PROBLEM REQUIREMENTS: Repeat the data below exactly, dropping any pictures it holds.

★ ★ ★ ★ ★ ★ ★

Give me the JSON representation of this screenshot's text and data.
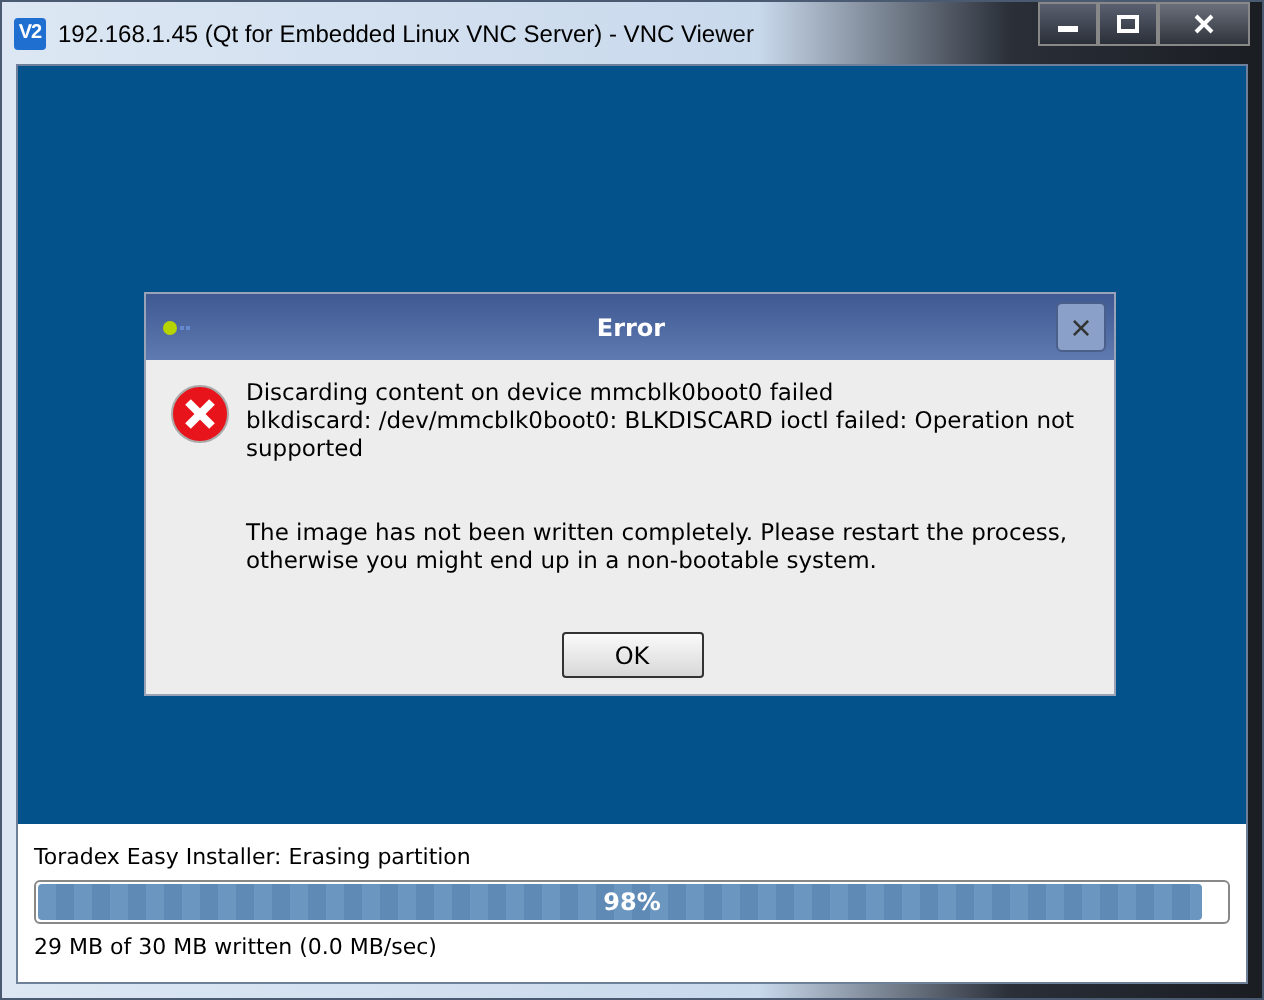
{
  "window": {
    "logo": "V2",
    "title": "192.168.1.45 (Qt for Embedded Linux VNC Server) - VNC Viewer"
  },
  "dialog": {
    "title": "Error",
    "close": "×",
    "message_lines": [
      "Discarding content on device mmcblk0boot0 failed",
      "blkdiscard: /dev/mmcblk0boot0: BLKDISCARD ioctl failed: Operation not supported"
    ],
    "note": "The image has not been written completely. Please restart the process, otherwise you might end up in a non-bootable system.",
    "button": "OK"
  },
  "status": {
    "label": "Toradex Easy Installer: Erasing partition",
    "progress": {
      "level": 0.98,
      "text": "98%"
    },
    "detail": "29 MB of 30 MB written (0.0 MB/sec)"
  }
}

★ ★ ★ ★ ★ ★ ★

OUTPUT OF THE TASK:
Give me the JSON representation of this screenshot's text and data.
{
  "window": {
    "logo": "V2",
    "title": "192.168.1.45 (Qt for Embedded Linux VNC Server) - VNC Viewer"
  },
  "dialog": {
    "title": "Error",
    "close": "×",
    "message_lines": [
      "Discarding content on device mmcblk0boot0 failed",
      "blkdiscard: /dev/mmcblk0boot0: BLKDISCARD ioctl failed: Operation not supported"
    ],
    "note": "The image has not been written completely. Please restart the process, otherwise you might end up in a non-bootable system.",
    "button": "OK"
  },
  "status": {
    "label": "Toradex Easy Installer: Erasing partition",
    "progress": {
      "level": 0.98,
      "text": "98%"
    },
    "detail": "29 MB of 30 MB written (0.0 MB/sec)"
  }
}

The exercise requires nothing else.